--- begin Dataset rows ---

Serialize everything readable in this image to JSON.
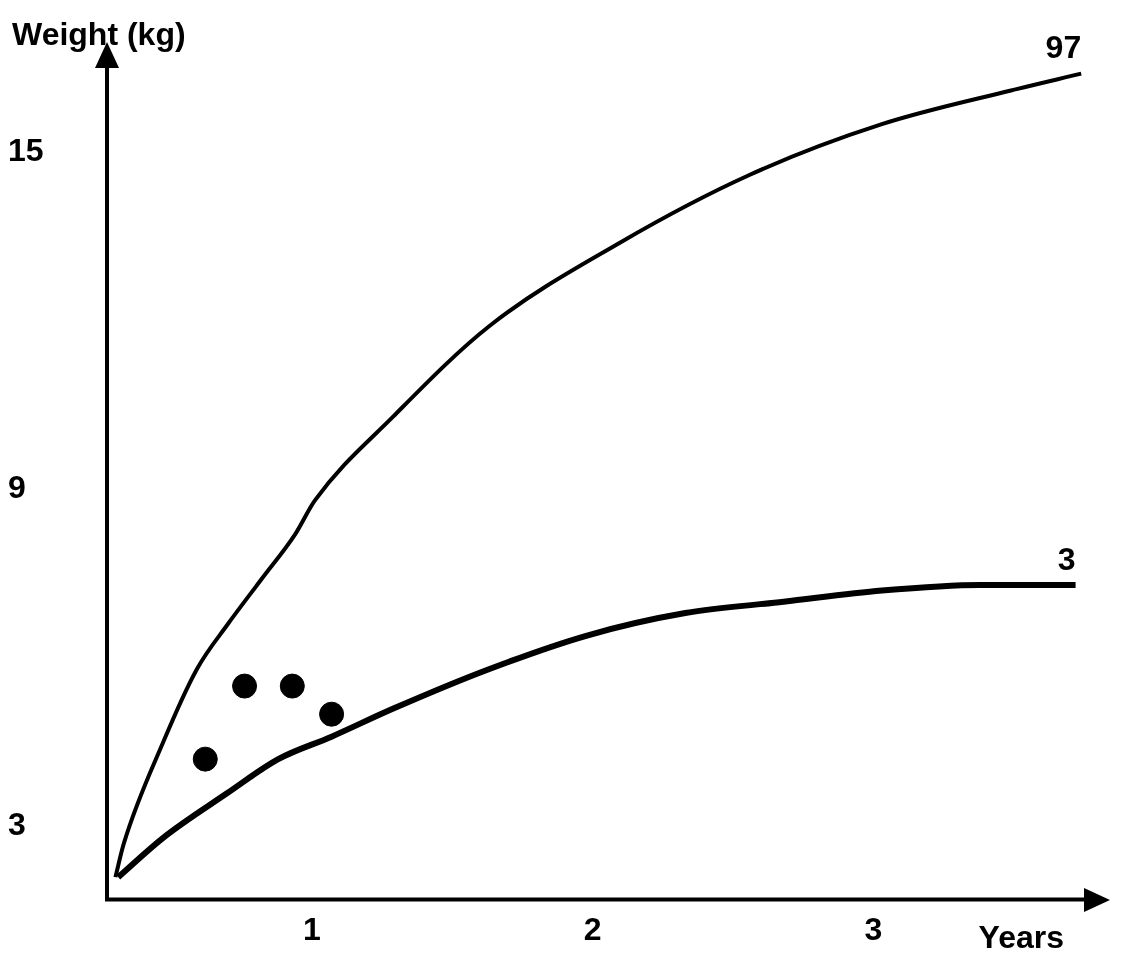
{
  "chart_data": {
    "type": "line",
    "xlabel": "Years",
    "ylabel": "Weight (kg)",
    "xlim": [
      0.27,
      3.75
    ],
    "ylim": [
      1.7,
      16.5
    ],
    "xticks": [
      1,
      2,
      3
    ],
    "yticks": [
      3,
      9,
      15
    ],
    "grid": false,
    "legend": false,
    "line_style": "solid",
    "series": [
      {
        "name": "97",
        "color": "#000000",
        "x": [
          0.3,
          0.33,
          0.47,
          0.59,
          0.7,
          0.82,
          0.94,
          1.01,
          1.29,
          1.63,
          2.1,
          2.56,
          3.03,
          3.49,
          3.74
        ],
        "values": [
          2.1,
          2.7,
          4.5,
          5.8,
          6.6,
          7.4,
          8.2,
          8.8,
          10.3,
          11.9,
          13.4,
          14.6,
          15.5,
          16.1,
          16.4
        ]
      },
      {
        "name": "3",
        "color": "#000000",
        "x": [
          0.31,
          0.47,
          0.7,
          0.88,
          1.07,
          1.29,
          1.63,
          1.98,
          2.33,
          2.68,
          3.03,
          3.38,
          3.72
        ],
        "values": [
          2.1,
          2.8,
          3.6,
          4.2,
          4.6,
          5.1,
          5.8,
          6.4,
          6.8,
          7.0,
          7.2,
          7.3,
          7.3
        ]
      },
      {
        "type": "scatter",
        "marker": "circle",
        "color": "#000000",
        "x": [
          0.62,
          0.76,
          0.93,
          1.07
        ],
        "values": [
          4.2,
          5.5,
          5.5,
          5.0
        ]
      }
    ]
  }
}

--- end Dataset rows ---

**Task requirements:** Omitting all images, print the listing exactly.

**Final result:**
Serialize everything readable in this image to JSON.
{
  "chart_data": {
    "type": "line",
    "xlabel": "Years",
    "ylabel": "Weight (kg)",
    "xlim": [
      0.27,
      3.75
    ],
    "ylim": [
      1.7,
      16.5
    ],
    "xticks": [
      1,
      2,
      3
    ],
    "yticks": [
      3,
      9,
      15
    ],
    "grid": false,
    "legend": false,
    "line_style": "solid",
    "series": [
      {
        "name": "97",
        "color": "#000000",
        "x": [
          0.3,
          0.33,
          0.47,
          0.59,
          0.7,
          0.82,
          0.94,
          1.01,
          1.29,
          1.63,
          2.1,
          2.56,
          3.03,
          3.49,
          3.74
        ],
        "values": [
          2.1,
          2.7,
          4.5,
          5.8,
          6.6,
          7.4,
          8.2,
          8.8,
          10.3,
          11.9,
          13.4,
          14.6,
          15.5,
          16.1,
          16.4
        ]
      },
      {
        "name": "3",
        "color": "#000000",
        "x": [
          0.31,
          0.47,
          0.7,
          0.88,
          1.07,
          1.29,
          1.63,
          1.98,
          2.33,
          2.68,
          3.03,
          3.38,
          3.72
        ],
        "values": [
          2.1,
          2.8,
          3.6,
          4.2,
          4.6,
          5.1,
          5.8,
          6.4,
          6.8,
          7.0,
          7.2,
          7.3,
          7.3
        ]
      },
      {
        "type": "scatter",
        "marker": "circle",
        "color": "#000000",
        "x": [
          0.62,
          0.76,
          0.93,
          1.07
        ],
        "values": [
          4.2,
          5.5,
          5.5,
          5.0
        ]
      }
    ]
  }
}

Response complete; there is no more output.